··· SUPPLIED MATERIAL ···

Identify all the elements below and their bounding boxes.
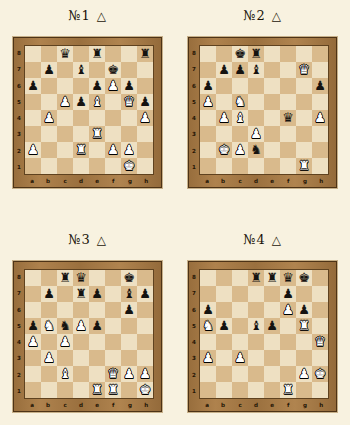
square-f5 <box>280 318 296 334</box>
square-c3 <box>57 126 73 142</box>
square-a3: ♟ <box>200 350 216 366</box>
square-c7: ♟ <box>232 62 248 78</box>
square-e7 <box>264 62 280 78</box>
square-e8: ♜ <box>89 46 105 62</box>
rank-label-8: 8 <box>190 47 198 60</box>
square-g7 <box>296 286 312 302</box>
black-pawn-piece: ♟ <box>43 62 55 78</box>
file-label-d: d <box>74 400 87 410</box>
square-d2: ♞ <box>248 142 264 158</box>
board-squares: ♜♛♚♟♜♟♝♟♟♟♞♞♟♟♟♟♟♝♛♟♟♜♜♚ <box>24 269 154 399</box>
rank-label-2: 2 <box>15 368 23 381</box>
square-b5 <box>41 94 57 110</box>
square-h3 <box>137 350 153 366</box>
black-queen-piece: ♛ <box>75 270 87 286</box>
square-c7 <box>57 62 73 78</box>
white-king-piece: ♚ <box>314 366 326 382</box>
square-b4 <box>41 334 57 350</box>
diagram-1-label: №1△ <box>68 8 107 24</box>
square-b3 <box>41 126 57 142</box>
square-b8 <box>216 270 232 286</box>
white-knight-piece: ♞ <box>43 318 55 334</box>
square-h2 <box>312 142 328 158</box>
square-h4: ♟ <box>137 110 153 126</box>
square-a4: ♟ <box>25 334 41 350</box>
square-f8 <box>280 46 296 62</box>
white-pawn-piece: ♟ <box>75 318 87 334</box>
rank-label-2: 2 <box>190 368 198 381</box>
square-f7: ♟ <box>280 286 296 302</box>
file-label-e: e <box>266 176 279 186</box>
square-g1 <box>121 382 137 398</box>
square-b6 <box>41 302 57 318</box>
file-label-c: c <box>233 400 246 410</box>
rank-label-5: 5 <box>15 95 23 108</box>
square-h1: ♚ <box>137 382 153 398</box>
square-d3: ♟ <box>248 126 264 142</box>
white-king-piece: ♚ <box>139 382 151 398</box>
square-d6 <box>248 78 264 94</box>
square-a8 <box>200 270 216 286</box>
rank-label-4: 4 <box>190 112 198 125</box>
square-f7 <box>105 286 121 302</box>
black-knight-piece: ♞ <box>250 142 262 158</box>
square-g5: ♜ <box>296 318 312 334</box>
square-g6: ♟ <box>121 78 137 94</box>
diagram-3: №3△ 87654321 ♜♛♚♟♜♟♝♟♟♟♞♞♟♟♟♟♟♝♛♟♟♜♜♚ ab… <box>13 232 162 412</box>
square-b8 <box>216 46 232 62</box>
chess-board-1: 87654321 ♛♜♜♟♝♚♟♟♟♟♟♟♝♛♟♟♟♜♟♜♟♟♚ abcdefg… <box>13 37 162 188</box>
square-c2: ♝ <box>57 366 73 382</box>
black-queen-piece: ♛ <box>59 46 71 62</box>
square-g2: ♟ <box>121 142 137 158</box>
square-h8 <box>137 270 153 286</box>
chess-board-3: 87654321 ♜♛♚♟♜♟♝♟♟♟♞♞♟♟♟♟♟♝♛♟♟♜♜♚ abcdef… <box>13 261 162 412</box>
square-h4 <box>137 334 153 350</box>
square-h7 <box>312 62 328 78</box>
square-b7: ♟ <box>41 62 57 78</box>
black-pawn-piece: ♟ <box>139 286 151 302</box>
black-pawn-piece: ♟ <box>91 78 103 94</box>
white-pawn-piece: ♟ <box>202 94 214 110</box>
square-c4 <box>232 334 248 350</box>
square-h6: ♟ <box>312 78 328 94</box>
square-f3 <box>280 350 296 366</box>
square-g4 <box>296 110 312 126</box>
square-e7: ♟ <box>89 286 105 302</box>
white-pawn-piece: ♟ <box>139 366 151 382</box>
square-e5: ♝ <box>89 94 105 110</box>
square-c2 <box>232 366 248 382</box>
square-a2 <box>25 366 41 382</box>
square-c6 <box>232 302 248 318</box>
square-d1 <box>248 382 264 398</box>
board-squares: ♚♜♟♟♝♛♟♟♟♞♟♝♛♟♟♚♟♞♜ <box>199 45 329 175</box>
square-g4 <box>121 110 137 126</box>
white-rook-piece: ♜ <box>282 382 294 398</box>
file-label-d: d <box>74 176 87 186</box>
black-pawn-piece: ♟ <box>218 62 230 78</box>
white-pawn-piece: ♟ <box>107 142 119 158</box>
square-d2 <box>248 366 264 382</box>
square-c5 <box>232 318 248 334</box>
square-d6 <box>73 78 89 94</box>
black-pawn-piece: ♟ <box>75 94 87 110</box>
square-d5: ♝ <box>248 318 264 334</box>
square-a7 <box>200 286 216 302</box>
black-queen-piece: ♛ <box>282 270 294 286</box>
white-pawn-piece: ♟ <box>218 110 230 126</box>
file-label-a: a <box>26 176 39 186</box>
file-label-e: e <box>266 400 279 410</box>
square-a5: ♟ <box>25 318 41 334</box>
white-pawn-piece: ♟ <box>282 302 294 318</box>
file-label-b: b <box>217 400 230 410</box>
square-f1 <box>105 158 121 174</box>
square-b2 <box>41 142 57 158</box>
white-rook-piece: ♜ <box>91 382 103 398</box>
file-label-f: f <box>107 176 120 186</box>
square-a3 <box>200 126 216 142</box>
white-queen-piece: ♛ <box>314 334 326 350</box>
square-e7 <box>264 286 280 302</box>
white-knight-piece: ♞ <box>202 318 214 334</box>
diagram-3-number: №3 <box>68 232 91 247</box>
white-rook-piece: ♜ <box>107 382 119 398</box>
black-king-piece: ♚ <box>234 46 246 62</box>
rank-label-6: 6 <box>15 303 23 316</box>
square-e1: ♜ <box>89 382 105 398</box>
white-queen-piece: ♛ <box>298 62 310 78</box>
square-e4 <box>89 334 105 350</box>
rank-label-1: 1 <box>15 160 23 173</box>
square-h6 <box>137 78 153 94</box>
square-a4 <box>25 110 41 126</box>
square-h7 <box>312 286 328 302</box>
square-g4 <box>296 334 312 350</box>
black-rook-piece: ♜ <box>59 270 71 286</box>
white-rook-piece: ♜ <box>298 318 310 334</box>
square-b2 <box>216 366 232 382</box>
square-f3 <box>280 126 296 142</box>
rank-label-7: 7 <box>15 287 23 300</box>
square-e3 <box>264 126 280 142</box>
square-a3 <box>25 350 41 366</box>
square-c3: ♟ <box>232 350 248 366</box>
black-pawn-piece: ♟ <box>234 62 246 78</box>
square-c5: ♞ <box>232 94 248 110</box>
rank-label-5: 5 <box>190 95 198 108</box>
square-b5 <box>216 94 232 110</box>
square-e5: ♟ <box>264 318 280 334</box>
square-f2: ♛ <box>105 366 121 382</box>
square-a5: ♟ <box>200 94 216 110</box>
square-e8 <box>264 46 280 62</box>
white-knight-piece: ♞ <box>234 94 246 110</box>
black-pawn-piece: ♟ <box>43 286 55 302</box>
white-bishop-piece: ♝ <box>234 110 246 126</box>
white-rook-piece: ♜ <box>91 126 103 142</box>
square-h1 <box>312 382 328 398</box>
file-label-f: f <box>107 400 120 410</box>
black-knight-piece: ♞ <box>59 318 71 334</box>
square-g1 <box>296 382 312 398</box>
black-bishop-piece: ♝ <box>250 62 262 78</box>
file-label-h: h <box>314 400 327 410</box>
square-a5 <box>25 94 41 110</box>
square-b1 <box>216 382 232 398</box>
black-bishop-piece: ♝ <box>75 62 87 78</box>
square-h7: ♟ <box>137 286 153 302</box>
black-pawn-piece: ♟ <box>298 302 310 318</box>
rank-label-6: 6 <box>15 79 23 92</box>
rank-label-3: 3 <box>190 352 198 365</box>
square-c6 <box>57 302 73 318</box>
square-f4 <box>280 334 296 350</box>
square-h6 <box>137 302 153 318</box>
square-e1 <box>89 158 105 174</box>
file-label-g: g <box>123 400 136 410</box>
square-h2: ♟ <box>137 366 153 382</box>
square-e2 <box>89 366 105 382</box>
square-d2: ♜ <box>73 142 89 158</box>
square-b7: ♟ <box>216 62 232 78</box>
square-d1 <box>73 158 89 174</box>
white-to-move-icon: △ <box>272 9 282 23</box>
square-g7 <box>121 62 137 78</box>
rank-label-2: 2 <box>190 144 198 157</box>
diagram-1: №1△ 87654321 ♛♜♜♟♝♚♟♟♟♟♟♟♝♛♟♟♟♜♟♜♟♟♚ abc… <box>13 0 162 188</box>
square-f8 <box>105 46 121 62</box>
black-pawn-piece: ♟ <box>266 318 278 334</box>
square-d6 <box>73 302 89 318</box>
square-d5 <box>248 94 264 110</box>
square-f1: ♜ <box>105 382 121 398</box>
rank-labels: 87654321 <box>189 269 199 399</box>
white-pawn-piece: ♟ <box>298 366 310 382</box>
square-a6 <box>25 302 41 318</box>
diagram-1-number: №1 <box>68 8 91 23</box>
square-a6: ♟ <box>200 78 216 94</box>
square-b7 <box>216 286 232 302</box>
rank-label-4: 4 <box>15 112 23 125</box>
square-e7 <box>89 62 105 78</box>
square-c4: ♝ <box>232 110 248 126</box>
white-pawn-piece: ♟ <box>59 334 71 350</box>
diagram-4-number: №4 <box>243 232 266 247</box>
square-d4 <box>248 334 264 350</box>
black-pawn-piece: ♟ <box>27 318 39 334</box>
square-c3 <box>57 350 73 366</box>
square-g5 <box>296 94 312 110</box>
file-label-g: g <box>123 176 136 186</box>
puzzle-page: №1△ 87654321 ♛♜♜♟♝♚♟♟♟♟♟♟♝♛♟♟♟♜♟♜♟♟♚ abc… <box>0 0 350 425</box>
square-g1: ♚ <box>121 158 137 174</box>
black-pawn-piece: ♟ <box>282 286 294 302</box>
square-a4 <box>200 110 216 126</box>
white-pawn-piece: ♟ <box>107 78 119 94</box>
square-c1 <box>57 158 73 174</box>
square-a1 <box>25 158 41 174</box>
white-pawn-piece: ♟ <box>234 142 246 158</box>
square-h5 <box>137 318 153 334</box>
square-d1 <box>73 382 89 398</box>
diagram-grid: №1△ 87654321 ♛♜♜♟♝♚♟♟♟♟♟♟♝♛♟♟♟♜♟♜♟♟♚ abc… <box>0 0 350 412</box>
diagram-2-number: №2 <box>243 8 266 23</box>
white-king-piece: ♚ <box>123 158 135 174</box>
rank-labels: 87654321 <box>14 269 24 399</box>
square-h8 <box>312 270 328 286</box>
square-e3: ♜ <box>89 126 105 142</box>
file-label-a: a <box>201 400 214 410</box>
square-a3 <box>25 126 41 142</box>
white-pawn-piece: ♟ <box>250 126 262 142</box>
black-pawn-piece: ♟ <box>91 318 103 334</box>
square-e5: ♟ <box>89 318 105 334</box>
square-b3: ♟ <box>41 350 57 366</box>
black-rook-piece: ♜ <box>75 286 87 302</box>
square-d5: ♟ <box>73 94 89 110</box>
square-h1 <box>312 158 328 174</box>
white-pawn-piece: ♟ <box>27 142 39 158</box>
square-f2 <box>280 142 296 158</box>
square-f8: ♛ <box>280 270 296 286</box>
square-a6: ♟ <box>200 302 216 318</box>
white-pawn-piece: ♟ <box>314 110 326 126</box>
white-pawn-piece: ♟ <box>43 350 55 366</box>
black-bishop-piece: ♝ <box>250 318 262 334</box>
black-king-piece: ♚ <box>298 270 310 286</box>
square-c8: ♜ <box>57 270 73 286</box>
rank-label-7: 7 <box>190 287 198 300</box>
square-c7 <box>232 286 248 302</box>
file-labels: abcdefgh <box>24 175 154 187</box>
chess-board-4: 87654321 ♜♜♛♚♟♟♟♟♞♟♝♟♜♛♟♟♟♚♜ abcdefgh <box>188 261 337 412</box>
square-b8 <box>41 46 57 62</box>
square-g5 <box>121 318 137 334</box>
square-h5 <box>312 318 328 334</box>
rank-label-7: 7 <box>15 63 23 76</box>
square-d7 <box>248 286 264 302</box>
square-e2 <box>89 142 105 158</box>
white-to-move-icon: △ <box>97 233 107 247</box>
square-h3 <box>312 350 328 366</box>
square-e8 <box>89 270 105 286</box>
black-bishop-piece: ♝ <box>123 286 135 302</box>
square-c5: ♞ <box>57 318 73 334</box>
square-e4 <box>264 110 280 126</box>
rank-label-1: 1 <box>190 160 198 173</box>
square-d4 <box>73 110 89 126</box>
rank-label-8: 8 <box>15 271 23 284</box>
square-h1 <box>137 158 153 174</box>
square-e2 <box>264 366 280 382</box>
square-b4 <box>216 334 232 350</box>
square-f7 <box>280 62 296 78</box>
black-pawn-piece: ♟ <box>202 302 214 318</box>
white-to-move-icon: △ <box>97 9 107 23</box>
rank-label-5: 5 <box>15 319 23 332</box>
board-squares: ♜♜♛♚♟♟♟♟♞♟♝♟♜♛♟♟♟♚♜ <box>199 269 329 399</box>
rank-label-1: 1 <box>15 384 23 397</box>
file-label-c: c <box>58 176 71 186</box>
square-a7 <box>200 62 216 78</box>
file-label-a: a <box>26 400 39 410</box>
rank-labels: 87654321 <box>14 45 24 175</box>
square-d7: ♜ <box>73 286 89 302</box>
file-label-e: e <box>91 400 104 410</box>
file-label-f: f <box>282 176 295 186</box>
square-a2 <box>200 366 216 382</box>
square-g8: ♚ <box>296 270 312 286</box>
square-d5: ♟ <box>73 318 89 334</box>
file-labels: abcdefgh <box>199 399 329 411</box>
square-d1 <box>248 158 264 174</box>
white-queen-piece: ♛ <box>123 94 135 110</box>
rank-label-2: 2 <box>15 144 23 157</box>
white-pawn-piece: ♟ <box>123 366 135 382</box>
rank-label-4: 4 <box>15 336 23 349</box>
file-labels: abcdefgh <box>24 399 154 411</box>
square-c1 <box>232 382 248 398</box>
file-label-e: e <box>91 176 104 186</box>
square-b5: ♟ <box>216 318 232 334</box>
file-label-g: g <box>298 400 311 410</box>
file-label-f: f <box>282 400 295 410</box>
square-c1 <box>57 382 73 398</box>
square-h3 <box>312 126 328 142</box>
black-pawn-piece: ♟ <box>123 302 135 318</box>
square-f3 <box>105 126 121 142</box>
square-e3 <box>89 350 105 366</box>
file-label-b: b <box>42 176 55 186</box>
square-g3 <box>296 350 312 366</box>
diagram-2: №2△ 87654321 ♚♜♟♟♝♛♟♟♟♞♟♝♛♟♟♚♟♞♜ abcdefg… <box>188 0 337 188</box>
square-c8 <box>232 270 248 286</box>
black-rook-piece: ♜ <box>91 46 103 62</box>
square-a7 <box>25 62 41 78</box>
black-pawn-piece: ♟ <box>123 78 135 94</box>
square-f4 <box>105 334 121 350</box>
square-e4 <box>89 110 105 126</box>
square-h2: ♚ <box>312 366 328 382</box>
square-d4 <box>248 110 264 126</box>
file-label-b: b <box>42 400 55 410</box>
square-b3 <box>216 350 232 366</box>
file-label-h: h <box>139 400 152 410</box>
square-c6 <box>232 78 248 94</box>
white-rook-piece: ♜ <box>298 158 310 174</box>
file-label-c: c <box>58 400 71 410</box>
square-g3 <box>296 126 312 142</box>
square-d4 <box>73 334 89 350</box>
square-c4: ♟ <box>57 334 73 350</box>
rank-label-8: 8 <box>15 47 23 60</box>
square-h2 <box>137 142 153 158</box>
square-b2 <box>41 366 57 382</box>
square-d2 <box>73 366 89 382</box>
diagram-4-label: №4△ <box>243 232 282 248</box>
square-g7: ♛ <box>296 62 312 78</box>
square-g3 <box>121 126 137 142</box>
file-label-a: a <box>201 176 214 186</box>
square-h8: ♜ <box>137 46 153 62</box>
file-label-d: d <box>249 176 262 186</box>
square-f6 <box>280 78 296 94</box>
square-a2: ♟ <box>25 142 41 158</box>
square-a4 <box>200 334 216 350</box>
white-bishop-piece: ♝ <box>91 94 103 110</box>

···

• **YOUR GOAL**
Could you put the material into a Markdown table with the columns Row and Line? Start at the line containing "square-f5 <box>280 318 296 334</box>" and go through the line containing "square-c7 <box>57 62 73 78</box>", giving each line its own numbered row and leaving out any blank lines.

• **ANSWER FOR THE TASK**
| Row | Line |
|---|---|
| 1 | square-f5 <box>280 318 296 334</box> |
| 2 | square-c3 <box>57 126 73 142</box> |
| 3 | square-a3: ♟ <box>200 350 216 366</box> |
| 4 | square-c7: ♟ <box>232 62 248 78</box> |
| 5 | square-e7 <box>264 62 280 78</box> |
| 6 | square-e8: ♜ <box>89 46 105 62</box> |
| 7 | rank-label-8: 8 <box>190 47 198 60</box> |
| 8 | square-g7 <box>296 286 312 302</box> |
| 9 | black-pawn-piece: ♟ <box>43 62 55 78</box> |
| 10 | file-label-d: d <box>74 400 87 410</box> |
| 11 | square-d2: ♞ <box>248 142 264 158</box> |
| 12 | board-squares: ♜♛♚♟♜♟♝♟♟♟♞♞♟♟♟♟♟♝♛♟♟♜♜♚ <box>24 269 154 399</box> |
| 13 | rank-label-2: 2 <box>15 368 23 381</box> |
| 14 | square-b5 <box>41 94 57 110</box> |
| 15 | square-h3 <box>137 350 153 366</box> |
| 16 | black-queen-piece: ♛ <box>75 270 87 286</box> |
| 17 | square-c7 <box>57 62 73 78</box> |